### Extract to read ###

Reef HQ Great Barrier Reef Aquarium
Reef HQ, located in Townsville, is the national research and education station and home to the largest living coral reef aquarium in the world. The researchers can educate you on what threats to the reef to look out for, like coral bleaching or thorns starfish which eats and destroys coral reefs. You can also report anything you see and take a picture and send it to the facility which tracks the incidents and their locations. They can also give you great advice on the best eco-tours of the northern end of the Great Barrier Reef.
It’s perfect for underwater reef adventures with its underwater tunnel of the Predator Exhibit or a place to go when the weather doesn’t allow you to enjoy outside.
Here is located also the Australian Government’s national education center and the site of a special Turtle Hospital.
Turtle rehabilitation centers
Just off the coast of Cairns is Fitzroy Island.
Fitzroy Island is an unspoiled tropical paradise of rainforest and beaches within the calm sheltered waters of the Great Barrier Reef. Fitzroy Island is a National Park, discover spectacular walking trails, abundant marine life, and local wildlife.
You can tour one of the largest turtle rehabilitation centers in Queensland, as well as being able to get up close with these incredible creatures and learn how the center, its scientists and volunteers provide much-needed medical care and rehabilitation to hundreds of injured turtles found in the region.

###

-- What you have to do --
Pick up the Great Barrier Reef travel piece after its last sentence and carry it on.

### Record extracts ###

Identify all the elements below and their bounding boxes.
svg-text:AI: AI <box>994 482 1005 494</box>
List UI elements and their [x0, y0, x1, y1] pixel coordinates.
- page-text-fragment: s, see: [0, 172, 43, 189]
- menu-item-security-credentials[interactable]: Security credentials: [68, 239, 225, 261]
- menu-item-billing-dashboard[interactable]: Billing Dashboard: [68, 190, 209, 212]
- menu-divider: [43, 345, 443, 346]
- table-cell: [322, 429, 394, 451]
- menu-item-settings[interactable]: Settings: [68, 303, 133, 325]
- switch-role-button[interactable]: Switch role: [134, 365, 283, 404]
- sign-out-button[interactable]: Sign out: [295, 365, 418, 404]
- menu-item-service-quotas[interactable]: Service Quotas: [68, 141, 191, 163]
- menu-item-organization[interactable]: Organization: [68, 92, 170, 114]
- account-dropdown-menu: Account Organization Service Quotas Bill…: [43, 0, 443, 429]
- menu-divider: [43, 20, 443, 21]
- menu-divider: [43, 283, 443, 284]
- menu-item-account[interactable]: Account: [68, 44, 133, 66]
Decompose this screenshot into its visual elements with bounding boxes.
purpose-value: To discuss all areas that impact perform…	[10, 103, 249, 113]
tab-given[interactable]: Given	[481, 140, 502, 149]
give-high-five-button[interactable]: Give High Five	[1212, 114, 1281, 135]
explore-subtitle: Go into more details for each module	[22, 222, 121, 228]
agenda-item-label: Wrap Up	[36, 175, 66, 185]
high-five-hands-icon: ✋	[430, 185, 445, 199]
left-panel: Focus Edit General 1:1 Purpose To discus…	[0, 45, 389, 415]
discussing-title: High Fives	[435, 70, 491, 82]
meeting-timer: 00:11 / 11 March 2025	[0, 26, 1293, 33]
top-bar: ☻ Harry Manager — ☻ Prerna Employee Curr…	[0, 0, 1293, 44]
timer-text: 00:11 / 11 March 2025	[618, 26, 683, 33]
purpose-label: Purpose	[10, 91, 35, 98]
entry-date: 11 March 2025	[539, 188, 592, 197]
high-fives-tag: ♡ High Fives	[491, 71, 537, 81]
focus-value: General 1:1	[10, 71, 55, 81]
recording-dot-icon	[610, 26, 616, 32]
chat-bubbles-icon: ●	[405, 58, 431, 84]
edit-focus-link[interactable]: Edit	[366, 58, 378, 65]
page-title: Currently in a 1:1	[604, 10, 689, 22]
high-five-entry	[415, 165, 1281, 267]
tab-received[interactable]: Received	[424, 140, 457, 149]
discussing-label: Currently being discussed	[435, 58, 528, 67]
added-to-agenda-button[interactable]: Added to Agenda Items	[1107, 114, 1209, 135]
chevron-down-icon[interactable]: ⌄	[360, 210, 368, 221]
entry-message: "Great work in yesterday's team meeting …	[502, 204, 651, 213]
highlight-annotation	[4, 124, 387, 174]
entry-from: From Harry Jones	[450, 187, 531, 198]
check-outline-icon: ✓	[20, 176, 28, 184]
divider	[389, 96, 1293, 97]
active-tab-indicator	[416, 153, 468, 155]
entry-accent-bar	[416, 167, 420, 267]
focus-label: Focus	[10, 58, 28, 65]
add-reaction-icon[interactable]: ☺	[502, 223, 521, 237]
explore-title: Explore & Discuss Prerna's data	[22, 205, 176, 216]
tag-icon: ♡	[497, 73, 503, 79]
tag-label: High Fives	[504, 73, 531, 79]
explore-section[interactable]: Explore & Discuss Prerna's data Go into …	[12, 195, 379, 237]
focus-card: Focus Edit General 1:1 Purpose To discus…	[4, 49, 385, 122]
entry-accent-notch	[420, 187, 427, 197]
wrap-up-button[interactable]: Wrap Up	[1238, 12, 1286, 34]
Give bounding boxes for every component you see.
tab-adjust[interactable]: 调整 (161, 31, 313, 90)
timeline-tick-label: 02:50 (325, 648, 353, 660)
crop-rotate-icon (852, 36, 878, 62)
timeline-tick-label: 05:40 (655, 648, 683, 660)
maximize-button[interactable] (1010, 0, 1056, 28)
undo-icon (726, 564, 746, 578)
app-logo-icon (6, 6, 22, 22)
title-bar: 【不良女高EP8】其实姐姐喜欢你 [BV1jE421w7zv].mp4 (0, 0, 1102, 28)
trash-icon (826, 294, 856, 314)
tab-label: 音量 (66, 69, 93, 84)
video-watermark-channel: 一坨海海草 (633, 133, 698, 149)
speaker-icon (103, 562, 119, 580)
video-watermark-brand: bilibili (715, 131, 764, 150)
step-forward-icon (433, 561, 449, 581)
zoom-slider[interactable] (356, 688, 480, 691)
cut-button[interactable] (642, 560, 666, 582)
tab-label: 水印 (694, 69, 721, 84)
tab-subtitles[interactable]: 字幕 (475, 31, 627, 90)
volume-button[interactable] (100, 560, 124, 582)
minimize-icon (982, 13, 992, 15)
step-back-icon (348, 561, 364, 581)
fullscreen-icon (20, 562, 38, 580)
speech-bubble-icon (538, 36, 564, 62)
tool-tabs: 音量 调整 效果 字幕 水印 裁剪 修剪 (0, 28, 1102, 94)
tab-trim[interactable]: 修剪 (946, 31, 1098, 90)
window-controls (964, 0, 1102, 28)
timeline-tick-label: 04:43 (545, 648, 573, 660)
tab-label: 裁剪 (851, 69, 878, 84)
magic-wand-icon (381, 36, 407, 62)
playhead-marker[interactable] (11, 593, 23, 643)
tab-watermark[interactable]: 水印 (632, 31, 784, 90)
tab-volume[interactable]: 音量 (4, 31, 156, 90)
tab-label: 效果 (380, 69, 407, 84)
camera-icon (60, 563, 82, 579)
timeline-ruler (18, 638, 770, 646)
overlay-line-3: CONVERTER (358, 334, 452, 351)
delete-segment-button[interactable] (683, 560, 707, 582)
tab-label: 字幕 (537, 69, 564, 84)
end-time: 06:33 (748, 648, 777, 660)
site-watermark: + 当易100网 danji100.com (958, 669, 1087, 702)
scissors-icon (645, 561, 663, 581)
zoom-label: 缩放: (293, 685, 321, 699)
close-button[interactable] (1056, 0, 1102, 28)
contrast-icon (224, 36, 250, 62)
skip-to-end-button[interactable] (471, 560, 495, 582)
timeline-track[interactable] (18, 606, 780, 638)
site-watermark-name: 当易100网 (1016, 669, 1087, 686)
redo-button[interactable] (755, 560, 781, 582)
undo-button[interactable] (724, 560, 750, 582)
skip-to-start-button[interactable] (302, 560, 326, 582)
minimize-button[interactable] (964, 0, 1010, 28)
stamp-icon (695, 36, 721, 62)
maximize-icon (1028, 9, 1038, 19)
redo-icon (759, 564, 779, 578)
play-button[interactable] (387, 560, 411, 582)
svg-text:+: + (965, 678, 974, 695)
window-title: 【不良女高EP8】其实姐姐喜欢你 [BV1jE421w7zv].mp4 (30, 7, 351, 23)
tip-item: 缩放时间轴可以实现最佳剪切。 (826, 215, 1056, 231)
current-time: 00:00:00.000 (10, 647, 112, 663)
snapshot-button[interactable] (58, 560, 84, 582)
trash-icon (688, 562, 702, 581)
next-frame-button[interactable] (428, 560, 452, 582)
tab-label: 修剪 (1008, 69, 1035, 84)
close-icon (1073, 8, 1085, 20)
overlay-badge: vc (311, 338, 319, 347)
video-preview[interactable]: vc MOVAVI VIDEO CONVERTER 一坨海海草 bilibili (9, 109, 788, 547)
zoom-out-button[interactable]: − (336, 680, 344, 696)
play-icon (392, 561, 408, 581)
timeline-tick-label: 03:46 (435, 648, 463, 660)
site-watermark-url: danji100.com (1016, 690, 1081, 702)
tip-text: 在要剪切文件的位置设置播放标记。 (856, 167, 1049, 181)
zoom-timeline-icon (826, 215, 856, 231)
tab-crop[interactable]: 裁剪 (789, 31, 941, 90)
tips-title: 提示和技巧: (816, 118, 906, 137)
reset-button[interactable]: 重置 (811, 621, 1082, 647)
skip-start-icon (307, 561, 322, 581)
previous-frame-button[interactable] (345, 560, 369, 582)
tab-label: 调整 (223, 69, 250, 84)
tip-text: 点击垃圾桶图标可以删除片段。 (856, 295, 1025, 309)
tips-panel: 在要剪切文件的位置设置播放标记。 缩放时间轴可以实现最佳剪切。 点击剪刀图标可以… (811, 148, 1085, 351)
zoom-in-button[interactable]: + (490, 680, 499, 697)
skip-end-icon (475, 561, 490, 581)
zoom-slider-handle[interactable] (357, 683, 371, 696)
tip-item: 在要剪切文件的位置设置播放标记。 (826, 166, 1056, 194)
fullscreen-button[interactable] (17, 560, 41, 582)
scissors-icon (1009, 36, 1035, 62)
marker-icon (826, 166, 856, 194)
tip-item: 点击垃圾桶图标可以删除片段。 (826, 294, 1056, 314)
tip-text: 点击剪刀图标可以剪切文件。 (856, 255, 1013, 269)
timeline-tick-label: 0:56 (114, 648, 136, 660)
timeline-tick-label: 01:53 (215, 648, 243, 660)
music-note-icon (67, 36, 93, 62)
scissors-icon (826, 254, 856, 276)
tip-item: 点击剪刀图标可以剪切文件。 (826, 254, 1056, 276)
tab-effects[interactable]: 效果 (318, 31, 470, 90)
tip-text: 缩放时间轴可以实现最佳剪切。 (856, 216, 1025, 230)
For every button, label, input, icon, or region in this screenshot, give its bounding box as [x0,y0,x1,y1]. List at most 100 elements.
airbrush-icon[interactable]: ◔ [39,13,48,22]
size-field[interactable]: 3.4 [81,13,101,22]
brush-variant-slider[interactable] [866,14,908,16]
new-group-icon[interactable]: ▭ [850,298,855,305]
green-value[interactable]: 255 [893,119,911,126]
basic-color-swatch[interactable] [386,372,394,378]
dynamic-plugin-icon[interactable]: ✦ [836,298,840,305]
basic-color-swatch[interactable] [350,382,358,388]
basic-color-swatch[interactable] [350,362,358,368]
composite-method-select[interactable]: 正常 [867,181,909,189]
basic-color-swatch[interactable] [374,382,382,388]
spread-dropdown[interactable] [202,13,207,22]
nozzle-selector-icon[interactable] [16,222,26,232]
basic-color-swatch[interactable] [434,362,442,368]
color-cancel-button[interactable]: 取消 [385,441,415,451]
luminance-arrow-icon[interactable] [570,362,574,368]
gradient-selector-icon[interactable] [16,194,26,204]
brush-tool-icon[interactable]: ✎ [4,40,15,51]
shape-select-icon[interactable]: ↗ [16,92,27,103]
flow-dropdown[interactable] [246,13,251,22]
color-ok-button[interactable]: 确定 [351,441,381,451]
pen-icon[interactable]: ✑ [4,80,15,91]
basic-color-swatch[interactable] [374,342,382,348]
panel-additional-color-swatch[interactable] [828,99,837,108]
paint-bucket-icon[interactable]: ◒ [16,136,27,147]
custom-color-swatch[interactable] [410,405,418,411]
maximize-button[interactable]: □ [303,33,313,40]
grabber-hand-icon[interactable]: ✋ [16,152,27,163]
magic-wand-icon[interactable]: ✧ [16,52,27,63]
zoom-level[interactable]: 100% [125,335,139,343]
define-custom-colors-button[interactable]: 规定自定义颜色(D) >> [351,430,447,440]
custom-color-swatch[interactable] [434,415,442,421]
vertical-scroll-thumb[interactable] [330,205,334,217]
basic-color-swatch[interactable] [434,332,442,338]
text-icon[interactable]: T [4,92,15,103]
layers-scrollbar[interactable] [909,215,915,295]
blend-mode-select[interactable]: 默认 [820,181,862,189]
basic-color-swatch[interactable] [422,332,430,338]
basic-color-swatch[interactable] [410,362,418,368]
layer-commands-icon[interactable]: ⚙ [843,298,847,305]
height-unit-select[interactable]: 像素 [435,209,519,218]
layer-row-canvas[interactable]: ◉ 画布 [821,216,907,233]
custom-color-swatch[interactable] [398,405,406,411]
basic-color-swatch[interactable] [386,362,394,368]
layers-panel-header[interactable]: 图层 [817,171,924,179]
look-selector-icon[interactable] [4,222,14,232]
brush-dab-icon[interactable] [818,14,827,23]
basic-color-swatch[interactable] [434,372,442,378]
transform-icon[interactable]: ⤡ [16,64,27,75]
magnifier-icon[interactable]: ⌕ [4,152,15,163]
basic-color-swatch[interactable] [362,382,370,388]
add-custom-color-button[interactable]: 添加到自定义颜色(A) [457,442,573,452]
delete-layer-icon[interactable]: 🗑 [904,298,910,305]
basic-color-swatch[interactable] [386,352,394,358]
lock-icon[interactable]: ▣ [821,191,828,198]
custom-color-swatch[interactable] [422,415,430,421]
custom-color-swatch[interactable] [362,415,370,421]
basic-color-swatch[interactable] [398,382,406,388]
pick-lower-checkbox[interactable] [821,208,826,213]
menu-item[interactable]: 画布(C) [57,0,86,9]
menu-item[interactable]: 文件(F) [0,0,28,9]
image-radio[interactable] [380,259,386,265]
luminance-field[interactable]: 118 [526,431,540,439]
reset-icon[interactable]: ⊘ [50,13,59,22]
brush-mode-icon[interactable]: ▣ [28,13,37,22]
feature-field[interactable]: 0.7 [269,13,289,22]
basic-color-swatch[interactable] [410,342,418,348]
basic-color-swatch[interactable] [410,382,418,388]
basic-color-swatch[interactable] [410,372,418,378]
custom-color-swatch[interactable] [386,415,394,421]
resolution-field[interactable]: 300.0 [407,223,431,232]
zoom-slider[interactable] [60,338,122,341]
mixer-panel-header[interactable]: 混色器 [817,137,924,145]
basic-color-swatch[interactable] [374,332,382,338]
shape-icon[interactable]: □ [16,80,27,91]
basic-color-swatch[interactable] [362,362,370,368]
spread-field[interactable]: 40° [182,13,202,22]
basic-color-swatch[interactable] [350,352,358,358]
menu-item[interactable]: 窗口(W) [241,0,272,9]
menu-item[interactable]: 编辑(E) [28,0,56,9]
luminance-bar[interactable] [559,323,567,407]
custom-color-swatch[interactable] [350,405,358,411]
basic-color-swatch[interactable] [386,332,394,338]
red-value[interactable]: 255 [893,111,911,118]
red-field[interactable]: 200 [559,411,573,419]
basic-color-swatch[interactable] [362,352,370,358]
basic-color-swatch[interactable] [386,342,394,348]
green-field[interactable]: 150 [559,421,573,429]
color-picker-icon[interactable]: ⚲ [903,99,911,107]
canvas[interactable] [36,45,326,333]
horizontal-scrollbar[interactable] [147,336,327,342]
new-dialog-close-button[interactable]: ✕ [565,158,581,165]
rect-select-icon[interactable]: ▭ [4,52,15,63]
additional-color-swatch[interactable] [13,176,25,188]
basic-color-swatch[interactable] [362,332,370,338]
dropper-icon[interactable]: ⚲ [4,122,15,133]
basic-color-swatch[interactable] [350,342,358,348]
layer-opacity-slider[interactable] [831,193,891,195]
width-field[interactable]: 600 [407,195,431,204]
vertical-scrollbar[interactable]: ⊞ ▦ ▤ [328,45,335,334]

###

-- Task answer --
Study Mantas on Lady Elliot
Situated within a highly protected ’Green Zone’ the island is a sanctuary for over 1,200 species of marine life and is known for its abundance of manta rays, turtles, the amazing array of spectacular marine life.
The island’s eco-resort caters to all budgets and filters all its own seawater onsite for drinking and composts its food waste with its own hybrid solar power station to basic low-impact accommodation. It’s known for its eco-initiatives and its eco-tourism tours.
You can also choose a guided reef walks, snorkel or dive in one of the best locations on the reef.
Heron Island Research Station
This co-friendly and remote island is located on the Southern Great Barrier Reef and it is a dream destination for any offers first-class snorkeling or check out one of the 20 dive sites surrounding.
And the best thing is – it is with television-free rooms and no mobile phone reception, so you can fully enjoy your vacation.
There is also a research facility, producing leading research to help protect the Great Barrier Reef and collecting data to help to understand the reef and protect its future. You can take a tour of the station and meet the scientists who work on the island and learn more about their important work.
You might even see Green Sea Turtles as they return annually to lay their eggs, or spot whales from the shores in June.
The Heron Island Research Station is an Advanced Ecotourism Certified resort and the largest island-based research station in the Southern Hemisphere.
Eco-luxury on Lizard Island
The Lizard Island is located just an hour flight from Cairns and you can enjoy resort escape with an eco-hotel experience literally on the reef. There are 24 private beaches and with only 40 suites and villas.
There’s also a research facility on the island which offers tours twice a week. Also, within a short boat ride, you’ll find one of the most famous dive sites on the Great Barrier Reef.
How you can help
Shrink your carbon footprint to reduce greenhouse gases.
- Drive less.
- Reduce, reuse, or recycle.
- Purchase energy-efficient appliances and lightbulbs.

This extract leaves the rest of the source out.